--- GOAL ---
Write the material out again exactly as it stands.

--- RECORD EXCERPTS ---
-*-*-
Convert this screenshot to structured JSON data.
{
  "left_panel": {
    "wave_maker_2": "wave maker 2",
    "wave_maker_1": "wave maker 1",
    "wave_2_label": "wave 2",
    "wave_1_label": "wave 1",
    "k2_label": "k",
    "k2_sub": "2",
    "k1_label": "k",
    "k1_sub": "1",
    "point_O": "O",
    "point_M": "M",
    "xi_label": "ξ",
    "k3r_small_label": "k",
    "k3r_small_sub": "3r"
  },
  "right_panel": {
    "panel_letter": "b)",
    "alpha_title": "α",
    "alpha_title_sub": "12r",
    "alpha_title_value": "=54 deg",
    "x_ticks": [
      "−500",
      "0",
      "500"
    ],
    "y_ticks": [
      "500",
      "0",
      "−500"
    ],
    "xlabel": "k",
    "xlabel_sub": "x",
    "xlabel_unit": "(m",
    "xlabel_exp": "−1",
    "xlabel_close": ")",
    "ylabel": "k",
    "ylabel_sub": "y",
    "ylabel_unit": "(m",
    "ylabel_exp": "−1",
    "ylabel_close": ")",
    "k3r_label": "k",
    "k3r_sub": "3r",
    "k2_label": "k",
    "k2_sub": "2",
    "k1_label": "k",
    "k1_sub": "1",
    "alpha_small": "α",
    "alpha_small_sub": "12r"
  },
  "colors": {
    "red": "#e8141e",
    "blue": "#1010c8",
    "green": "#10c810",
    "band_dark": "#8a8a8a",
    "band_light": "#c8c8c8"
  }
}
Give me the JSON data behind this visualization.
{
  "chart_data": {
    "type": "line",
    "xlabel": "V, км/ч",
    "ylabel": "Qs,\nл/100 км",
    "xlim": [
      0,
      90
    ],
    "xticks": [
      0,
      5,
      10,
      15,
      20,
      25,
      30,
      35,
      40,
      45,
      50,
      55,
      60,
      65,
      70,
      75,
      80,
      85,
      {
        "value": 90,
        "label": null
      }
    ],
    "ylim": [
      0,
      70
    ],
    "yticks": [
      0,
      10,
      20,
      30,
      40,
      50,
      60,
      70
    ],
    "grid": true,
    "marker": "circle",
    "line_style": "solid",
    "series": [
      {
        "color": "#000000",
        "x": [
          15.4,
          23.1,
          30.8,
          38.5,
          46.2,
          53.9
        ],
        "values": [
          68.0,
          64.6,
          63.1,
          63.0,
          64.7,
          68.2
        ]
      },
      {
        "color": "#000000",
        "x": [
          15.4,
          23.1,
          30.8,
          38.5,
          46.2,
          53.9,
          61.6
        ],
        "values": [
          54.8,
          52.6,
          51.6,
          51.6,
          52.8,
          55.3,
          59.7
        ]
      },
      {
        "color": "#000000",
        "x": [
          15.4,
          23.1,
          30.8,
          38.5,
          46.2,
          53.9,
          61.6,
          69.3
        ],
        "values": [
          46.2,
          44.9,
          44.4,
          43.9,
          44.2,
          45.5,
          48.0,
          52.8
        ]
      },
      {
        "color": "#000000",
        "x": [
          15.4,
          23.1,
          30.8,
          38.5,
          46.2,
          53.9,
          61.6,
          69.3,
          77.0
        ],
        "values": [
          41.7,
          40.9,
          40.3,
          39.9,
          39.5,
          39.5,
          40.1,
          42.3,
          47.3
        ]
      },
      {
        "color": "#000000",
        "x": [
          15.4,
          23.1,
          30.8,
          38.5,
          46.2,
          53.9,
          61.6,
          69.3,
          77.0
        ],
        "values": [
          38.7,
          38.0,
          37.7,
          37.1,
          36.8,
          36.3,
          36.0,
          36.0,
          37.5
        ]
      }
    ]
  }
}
-*-*-
--- RESULT BELOW ---
Convert this screenshot to structured JSON data.
{
  "left_panel": {
    "wave_maker_2": "wave maker 2",
    "wave_maker_1": "wave maker 1",
    "wave_2_label": "wave 2",
    "wave_1_label": "wave 1",
    "k2_label": "k",
    "k2_sub": "2",
    "k1_label": "k",
    "k1_sub": "1",
    "point_O": "O",
    "point_M": "M",
    "xi_label": "ξ",
    "k3r_small_label": "k",
    "k3r_small_sub": "3r"
  },
  "right_panel": {
    "panel_letter": "b)",
    "alpha_title": "α",
    "alpha_title_sub": "12r",
    "alpha_title_value": "=54 deg",
    "x_ticks": [
      "−500",
      "0",
      "500"
    ],
    "y_ticks": [
      "500",
      "0",
      "−500"
    ],
    "xlabel": "k",
    "xlabel_sub": "x",
    "xlabel_unit": "(m",
    "xlabel_exp": "−1",
    "xlabel_close": ")",
    "ylabel": "k",
    "ylabel_sub": "y",
    "ylabel_unit": "(m",
    "ylabel_exp": "−1",
    "ylabel_close": ")",
    "k3r_label": "k",
    "k3r_sub": "3r",
    "k2_label": "k",
    "k2_sub": "2",
    "k1_label": "k",
    "k1_sub": "1",
    "alpha_small": "α",
    "alpha_small_sub": "12r"
  },
  "colors": {
    "red": "#e8141e",
    "blue": "#1010c8",
    "green": "#10c810",
    "band_dark": "#8a8a8a",
    "band_light": "#c8c8c8"
  }
}
Give me the JSON data behind this visualization.
{
  "chart_data": {
    "type": "line",
    "xlabel": "V, км/ч",
    "ylabel": "Qs,\nл/100 км",
    "xlim": [
      0,
      90
    ],
    "xticks": [
      0,
      5,
      10,
      15,
      20,
      25,
      30,
      35,
      40,
      45,
      50,
      55,
      60,
      65,
      70,
      75,
      80,
      85,
      {
        "value": 90,
        "label": null
      }
    ],
    "ylim": [
      0,
      70
    ],
    "yticks": [
      0,
      10,
      20,
      30,
      40,
      50,
      60,
      70
    ],
    "grid": true,
    "marker": "circle",
    "line_style": "solid",
    "series": [
      {
        "color": "#000000",
        "x": [
          15.4,
          23.1,
          30.8,
          38.5,
          46.2,
          53.9
        ],
        "values": [
          68.0,
          64.6,
          63.1,
          63.0,
          64.7,
          68.2
        ]
      },
      {
        "color": "#000000",
        "x": [
          15.4,
          23.1,
          30.8,
          38.5,
          46.2,
          53.9,
          61.6
        ],
        "values": [
          54.8,
          52.6,
          51.6,
          51.6,
          52.8,
          55.3,
          59.7
        ]
      },
      {
        "color": "#000000",
        "x": [
          15.4,
          23.1,
          30.8,
          38.5,
          46.2,
          53.9,
          61.6,
          69.3
        ],
        "values": [
          46.2,
          44.9,
          44.4,
          43.9,
          44.2,
          45.5,
          48.0,
          52.8
        ]
      },
      {
        "color": "#000000",
        "x": [
          15.4,
          23.1,
          30.8,
          38.5,
          46.2,
          53.9,
          61.6,
          69.3,
          77.0
        ],
        "values": [
          41.7,
          40.9,
          40.3,
          39.9,
          39.5,
          39.5,
          40.1,
          42.3,
          47.3
        ]
      },
      {
        "color": "#000000",
        "x": [
          15.4,
          23.1,
          30.8,
          38.5,
          46.2,
          53.9,
          61.6,
          69.3,
          77.0
        ],
        "values": [
          38.7,
          38.0,
          37.7,
          37.1,
          36.8,
          36.3,
          36.0,
          36.0,
          37.5
        ]
      }
    ]
  }
}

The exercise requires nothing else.